**WHAT THE TASK ASKS**
What is needed here is an exact copy of every entry.

**INFORMATION SUPPLIED**

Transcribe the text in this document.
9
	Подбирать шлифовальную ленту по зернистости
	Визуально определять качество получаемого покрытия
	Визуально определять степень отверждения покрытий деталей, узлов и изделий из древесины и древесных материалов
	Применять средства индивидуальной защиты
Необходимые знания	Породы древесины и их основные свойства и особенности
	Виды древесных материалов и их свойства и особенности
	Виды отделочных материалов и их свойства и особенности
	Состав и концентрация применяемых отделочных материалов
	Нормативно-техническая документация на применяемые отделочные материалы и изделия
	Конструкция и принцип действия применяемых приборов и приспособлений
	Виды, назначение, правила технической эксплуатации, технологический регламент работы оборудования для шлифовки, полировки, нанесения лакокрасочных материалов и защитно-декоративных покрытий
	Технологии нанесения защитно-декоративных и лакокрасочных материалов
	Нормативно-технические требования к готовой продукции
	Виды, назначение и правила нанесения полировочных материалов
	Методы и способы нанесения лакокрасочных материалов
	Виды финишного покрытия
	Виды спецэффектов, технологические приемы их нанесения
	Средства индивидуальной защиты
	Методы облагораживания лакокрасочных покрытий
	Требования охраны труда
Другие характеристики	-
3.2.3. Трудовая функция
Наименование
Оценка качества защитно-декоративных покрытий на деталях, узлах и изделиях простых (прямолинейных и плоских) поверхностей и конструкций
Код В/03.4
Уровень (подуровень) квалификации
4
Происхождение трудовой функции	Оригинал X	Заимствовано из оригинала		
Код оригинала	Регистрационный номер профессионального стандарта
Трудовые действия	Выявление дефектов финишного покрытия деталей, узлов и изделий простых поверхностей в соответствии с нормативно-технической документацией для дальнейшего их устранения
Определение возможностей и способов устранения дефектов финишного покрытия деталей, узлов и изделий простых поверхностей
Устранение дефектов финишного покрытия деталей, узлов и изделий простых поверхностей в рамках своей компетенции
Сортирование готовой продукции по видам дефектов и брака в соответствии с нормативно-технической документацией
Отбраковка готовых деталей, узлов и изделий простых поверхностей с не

**ANSWER FOR THE TASK**
Transcribe the text in this document.
9
	Подбирать шлифовальную ленту по зернистости
	Визуально определять качество получаемого покрытия
	Визуально определять степень отверждения покрытий деталей, узлов и изделий из древесины и древесных материалов
	Применять средства индивидуальной защиты
Необходимые знания	Породы древесины и их основные свойства и особенности
	Виды древесных материалов и их свойства и особенности
	Виды отделочных материалов и их свойства и особенности
	Состав и концентрация применяемых отделочных материалов
	Нормативно-техническая документация на применяемые отделочные материалы и изделия
	Конструкция и принцип действия применяемых приборов и приспособлений
	Виды, назначение, правила технической эксплуатации, технологический регламент работы оборудования для шлифовки, полировки, нанесения лакокрасочных материалов и защитно-декоративных покрытий
	Технологии нанесения защитно-декоративных и лакокрасочных материалов
	Нормативно-технические требования к готовой продукции
	Виды, назначение и правила нанесения полировочных материалов
	Методы и способы нанесения лакокрасочных материалов
	Виды финишного покрытия
	Виды спецэффектов, технологические приемы их нанесения
	Средства индивидуальной защиты
	Методы облагораживания лакокрасочных покрытий
	Требования охраны труда
Другие характеристики	-
3.2.3. Трудовая функция
Наименование
Оценка качества защитно-декоративных покрытий на деталях, узлах и изделиях простых (прямолинейных и плоских) поверхностей и конструкций
Код В/03.4
Уровень (подуровень) квалификации
4
Происхождение трудовой функции	Оригинал X	Заимствовано из оригинала		
Код оригинала	Регистрационный номер профессионального стандарта
Трудовые действия	Выявление дефектов финишного покрытия деталей, узлов и изделий простых поверхностей в соответствии с нормативно-технической документацией для дальнейшего их устранения
Определение возможностей и способов устранения дефектов финишного покрытия деталей, узлов и изделий простых поверхностей
Устранение дефектов финишного покрытия деталей, узлов и изделий простых поверхностей в рамках своей компетенции
Сортирование готовой продукции по видам дефектов и брака в соответствии с нормативно-технической документацией
Отбраковка готовых деталей, узлов и изделий простых поверхностей с не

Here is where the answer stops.